§ TASK TO CARRY OUT: Quote the listing below in its entirety.

§ DATA SUPPLIED:
##############################

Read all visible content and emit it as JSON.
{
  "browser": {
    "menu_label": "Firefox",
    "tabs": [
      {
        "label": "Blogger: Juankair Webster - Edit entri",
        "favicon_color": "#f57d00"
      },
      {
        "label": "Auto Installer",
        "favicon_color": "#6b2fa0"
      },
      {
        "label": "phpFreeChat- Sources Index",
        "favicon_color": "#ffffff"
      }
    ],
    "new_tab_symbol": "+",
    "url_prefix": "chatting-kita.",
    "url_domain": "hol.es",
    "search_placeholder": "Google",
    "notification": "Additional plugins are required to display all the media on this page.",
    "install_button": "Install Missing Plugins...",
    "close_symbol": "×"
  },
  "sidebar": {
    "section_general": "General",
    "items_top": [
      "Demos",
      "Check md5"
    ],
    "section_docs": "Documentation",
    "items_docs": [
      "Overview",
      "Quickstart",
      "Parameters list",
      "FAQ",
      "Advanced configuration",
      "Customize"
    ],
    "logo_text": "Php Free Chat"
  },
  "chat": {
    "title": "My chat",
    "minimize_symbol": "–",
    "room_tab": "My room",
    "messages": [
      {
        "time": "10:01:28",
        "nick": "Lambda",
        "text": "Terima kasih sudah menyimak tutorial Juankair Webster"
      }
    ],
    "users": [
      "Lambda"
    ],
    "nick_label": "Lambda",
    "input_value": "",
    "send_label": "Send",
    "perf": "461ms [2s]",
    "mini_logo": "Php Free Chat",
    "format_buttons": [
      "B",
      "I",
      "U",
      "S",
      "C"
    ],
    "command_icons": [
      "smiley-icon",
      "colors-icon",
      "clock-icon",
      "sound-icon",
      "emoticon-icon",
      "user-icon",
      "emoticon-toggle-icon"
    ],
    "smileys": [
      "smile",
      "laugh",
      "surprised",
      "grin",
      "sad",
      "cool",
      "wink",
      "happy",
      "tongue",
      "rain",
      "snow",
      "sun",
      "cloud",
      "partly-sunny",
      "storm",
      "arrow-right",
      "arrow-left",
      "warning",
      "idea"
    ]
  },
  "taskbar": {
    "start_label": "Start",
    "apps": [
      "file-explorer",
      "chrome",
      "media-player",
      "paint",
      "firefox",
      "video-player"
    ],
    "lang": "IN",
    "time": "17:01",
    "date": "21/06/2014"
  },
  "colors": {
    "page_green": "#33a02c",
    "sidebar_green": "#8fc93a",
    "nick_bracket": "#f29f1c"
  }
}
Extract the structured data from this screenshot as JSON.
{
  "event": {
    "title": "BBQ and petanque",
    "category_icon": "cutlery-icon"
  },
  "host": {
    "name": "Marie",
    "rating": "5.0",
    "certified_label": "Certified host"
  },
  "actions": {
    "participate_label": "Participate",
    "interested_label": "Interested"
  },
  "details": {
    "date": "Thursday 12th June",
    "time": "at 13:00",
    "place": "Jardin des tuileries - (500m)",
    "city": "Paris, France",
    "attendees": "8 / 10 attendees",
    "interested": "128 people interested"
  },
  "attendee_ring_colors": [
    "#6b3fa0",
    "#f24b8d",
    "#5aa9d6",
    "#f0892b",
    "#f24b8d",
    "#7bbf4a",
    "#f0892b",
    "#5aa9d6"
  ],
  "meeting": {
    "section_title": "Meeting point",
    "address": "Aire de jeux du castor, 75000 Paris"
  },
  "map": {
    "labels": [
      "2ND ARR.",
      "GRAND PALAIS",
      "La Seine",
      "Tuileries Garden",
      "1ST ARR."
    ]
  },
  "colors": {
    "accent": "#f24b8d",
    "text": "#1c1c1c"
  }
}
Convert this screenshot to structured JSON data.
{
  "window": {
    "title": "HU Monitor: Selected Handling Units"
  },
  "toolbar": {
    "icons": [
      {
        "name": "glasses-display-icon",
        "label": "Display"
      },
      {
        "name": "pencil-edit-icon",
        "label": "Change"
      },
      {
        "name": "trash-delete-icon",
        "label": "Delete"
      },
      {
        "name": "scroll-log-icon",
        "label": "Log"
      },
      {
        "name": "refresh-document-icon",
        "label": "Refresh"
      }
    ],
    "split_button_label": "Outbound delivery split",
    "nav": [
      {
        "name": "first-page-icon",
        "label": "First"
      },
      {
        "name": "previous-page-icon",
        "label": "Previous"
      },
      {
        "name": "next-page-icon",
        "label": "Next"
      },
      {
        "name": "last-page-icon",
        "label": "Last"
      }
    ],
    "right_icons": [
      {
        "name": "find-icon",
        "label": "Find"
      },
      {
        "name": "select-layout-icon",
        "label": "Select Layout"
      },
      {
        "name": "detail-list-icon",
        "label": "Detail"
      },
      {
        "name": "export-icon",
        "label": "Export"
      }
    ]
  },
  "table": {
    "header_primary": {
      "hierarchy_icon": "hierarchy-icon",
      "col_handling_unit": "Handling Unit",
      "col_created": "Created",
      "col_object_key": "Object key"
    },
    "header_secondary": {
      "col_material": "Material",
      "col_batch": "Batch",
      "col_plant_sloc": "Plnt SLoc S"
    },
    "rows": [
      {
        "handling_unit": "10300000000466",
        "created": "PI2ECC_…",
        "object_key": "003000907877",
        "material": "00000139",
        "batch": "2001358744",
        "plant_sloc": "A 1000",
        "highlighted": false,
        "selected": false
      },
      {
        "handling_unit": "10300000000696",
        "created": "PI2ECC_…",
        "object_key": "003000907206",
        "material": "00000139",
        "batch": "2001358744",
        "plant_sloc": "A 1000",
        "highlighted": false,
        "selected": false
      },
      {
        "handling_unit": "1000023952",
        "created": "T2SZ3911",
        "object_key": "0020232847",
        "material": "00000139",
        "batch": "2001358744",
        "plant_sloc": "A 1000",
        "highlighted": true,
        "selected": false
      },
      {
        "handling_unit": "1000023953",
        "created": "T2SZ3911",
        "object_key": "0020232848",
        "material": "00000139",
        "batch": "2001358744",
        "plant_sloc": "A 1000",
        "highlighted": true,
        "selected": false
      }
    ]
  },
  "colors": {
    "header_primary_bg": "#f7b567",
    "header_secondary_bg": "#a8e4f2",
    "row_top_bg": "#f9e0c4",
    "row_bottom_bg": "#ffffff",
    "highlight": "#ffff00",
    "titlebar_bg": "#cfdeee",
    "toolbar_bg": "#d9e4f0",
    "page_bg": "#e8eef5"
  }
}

##############################

§ RESULT FOR THIS TASK:
Read all visible content and emit it as JSON.
{
  "browser": {
    "menu_label": "Firefox",
    "tabs": [
      {
        "label": "Blogger: Juankair Webster - Edit entri",
        "favicon_color": "#f57d00"
      },
      {
        "label": "Auto Installer",
        "favicon_color": "#6b2fa0"
      },
      {
        "label": "phpFreeChat- Sources Index",
        "favicon_color": "#ffffff"
      }
    ],
    "new_tab_symbol": "+",
    "url_prefix": "chatting-kita.",
    "url_domain": "hol.es",
    "search_placeholder": "Google",
    "notification": "Additional plugins are required to display all the media on this page.",
    "install_button": "Install Missing Plugins...",
    "close_symbol": "×"
  },
  "sidebar": {
    "section_general": "General",
    "items_top": [
      "Demos",
      "Check md5"
    ],
    "section_docs": "Documentation",
    "items_docs": [
      "Overview",
      "Quickstart",
      "Parameters list",
      "FAQ",
      "Advanced configuration",
      "Customize"
    ],
    "logo_text": "Php Free Chat"
  },
  "chat": {
    "title": "My chat",
    "minimize_symbol": "–",
    "room_tab": "My room",
    "messages": [
      {
        "time": "10:01:28",
        "nick": "Lambda",
        "text": "Terima kasih sudah menyimak tutorial Juankair Webster"
      }
    ],
    "users": [
      "Lambda"
    ],
    "nick_label": "Lambda",
    "input_value": "",
    "send_label": "Send",
    "perf": "461ms [2s]",
    "mini_logo": "Php Free Chat",
    "format_buttons": [
      "B",
      "I",
      "U",
      "S",
      "C"
    ],
    "command_icons": [
      "smiley-icon",
      "colors-icon",
      "clock-icon",
      "sound-icon",
      "emoticon-icon",
      "user-icon",
      "emoticon-toggle-icon"
    ],
    "smileys": [
      "smile",
      "laugh",
      "surprised",
      "grin",
      "sad",
      "cool",
      "wink",
      "happy",
      "tongue",
      "rain",
      "snow",
      "sun",
      "cloud",
      "partly-sunny",
      "storm",
      "arrow-right",
      "arrow-left",
      "warning",
      "idea"
    ]
  },
  "taskbar": {
    "start_label": "Start",
    "apps": [
      "file-explorer",
      "chrome",
      "media-player",
      "paint",
      "firefox",
      "video-player"
    ],
    "lang": "IN",
    "time": "17:01",
    "date": "21/06/2014"
  },
  "colors": {
    "page_green": "#33a02c",
    "sidebar_green": "#8fc93a",
    "nick_bracket": "#f29f1c"
  }
}
Extract the structured data from this screenshot as JSON.
{
  "event": {
    "title": "BBQ and petanque",
    "category_icon": "cutlery-icon"
  },
  "host": {
    "name": "Marie",
    "rating": "5.0",
    "certified_label": "Certified host"
  },
  "actions": {
    "participate_label": "Participate",
    "interested_label": "Interested"
  },
  "details": {
    "date": "Thursday 12th June",
    "time": "at 13:00",
    "place": "Jardin des tuileries - (500m)",
    "city": "Paris, France",
    "attendees": "8 / 10 attendees",
    "interested": "128 people interested"
  },
  "attendee_ring_colors": [
    "#6b3fa0",
    "#f24b8d",
    "#5aa9d6",
    "#f0892b",
    "#f24b8d",
    "#7bbf4a",
    "#f0892b",
    "#5aa9d6"
  ],
  "meeting": {
    "section_title": "Meeting point",
    "address": "Aire de jeux du castor, 75000 Paris"
  },
  "map": {
    "labels": [
      "2ND ARR.",
      "GRAND PALAIS",
      "La Seine",
      "Tuileries Garden",
      "1ST ARR."
    ]
  },
  "colors": {
    "accent": "#f24b8d",
    "text": "#1c1c1c"
  }
}
Convert this screenshot to structured JSON data.
{
  "window": {
    "title": "HU Monitor: Selected Handling Units"
  },
  "toolbar": {
    "icons": [
      {
        "name": "glasses-display-icon",
        "label": "Display"
      },
      {
        "name": "pencil-edit-icon",
        "label": "Change"
      },
      {
        "name": "trash-delete-icon",
        "label": "Delete"
      },
      {
        "name": "scroll-log-icon",
        "label": "Log"
      },
      {
        "name": "refresh-document-icon",
        "label": "Refresh"
      }
    ],
    "split_button_label": "Outbound delivery split",
    "nav": [
      {
        "name": "first-page-icon",
        "label": "First"
      },
      {
        "name": "previous-page-icon",
        "label": "Previous"
      },
      {
        "name": "next-page-icon",
        "label": "Next"
      },
      {
        "name": "last-page-icon",
        "label": "Last"
      }
    ],
    "right_icons": [
      {
        "name": "find-icon",
        "label": "Find"
      },
      {
        "name": "select-layout-icon",
        "label": "Select Layout"
      },
      {
        "name": "detail-list-icon",
        "label": "Detail"
      },
      {
        "name": "export-icon",
        "label": "Export"
      }
    ]
  },
  "table": {
    "header_primary": {
      "hierarchy_icon": "hierarchy-icon",
      "col_handling_unit": "Handling Unit",
      "col_created": "Created",
      "col_object_key": "Object key"
    },
    "header_secondary": {
      "col_material": "Material",
      "col_batch": "Batch",
      "col_plant_sloc": "Plnt SLoc S"
    },
    "rows": [
      {
        "handling_unit": "10300000000466",
        "created": "PI2ECC_…",
        "object_key": "003000907877",
        "material": "00000139",
        "batch": "2001358744",
        "plant_sloc": "A 1000",
        "highlighted": false,
        "selected": false
      },
      {
        "handling_unit": "10300000000696",
        "created": "PI2ECC_…",
        "object_key": "003000907206",
        "material": "00000139",
        "batch": "2001358744",
        "plant_sloc": "A 1000",
        "highlighted": false,
        "selected": false
      },
      {
        "handling_unit": "1000023952",
        "created": "T2SZ3911",
        "object_key": "0020232847",
        "material": "00000139",
        "batch": "2001358744",
        "plant_sloc": "A 1000",
        "highlighted": true,
        "selected": false
      },
      {
        "handling_unit": "1000023953",
        "created": "T2SZ3911",
        "object_key": "0020232848",
        "material": "00000139",
        "batch": "2001358744",
        "plant_sloc": "A 1000",
        "highlighted": true,
        "selected": false
      }
    ]
  },
  "colors": {
    "header_primary_bg": "#f7b567",
    "header_secondary_bg": "#a8e4f2",
    "row_top_bg": "#f9e0c4",
    "row_bottom_bg": "#ffffff",
    "highlight": "#ffff00",
    "titlebar_bg": "#cfdeee",
    "toolbar_bg": "#d9e4f0",
    "page_bg": "#e8eef5"
  }
}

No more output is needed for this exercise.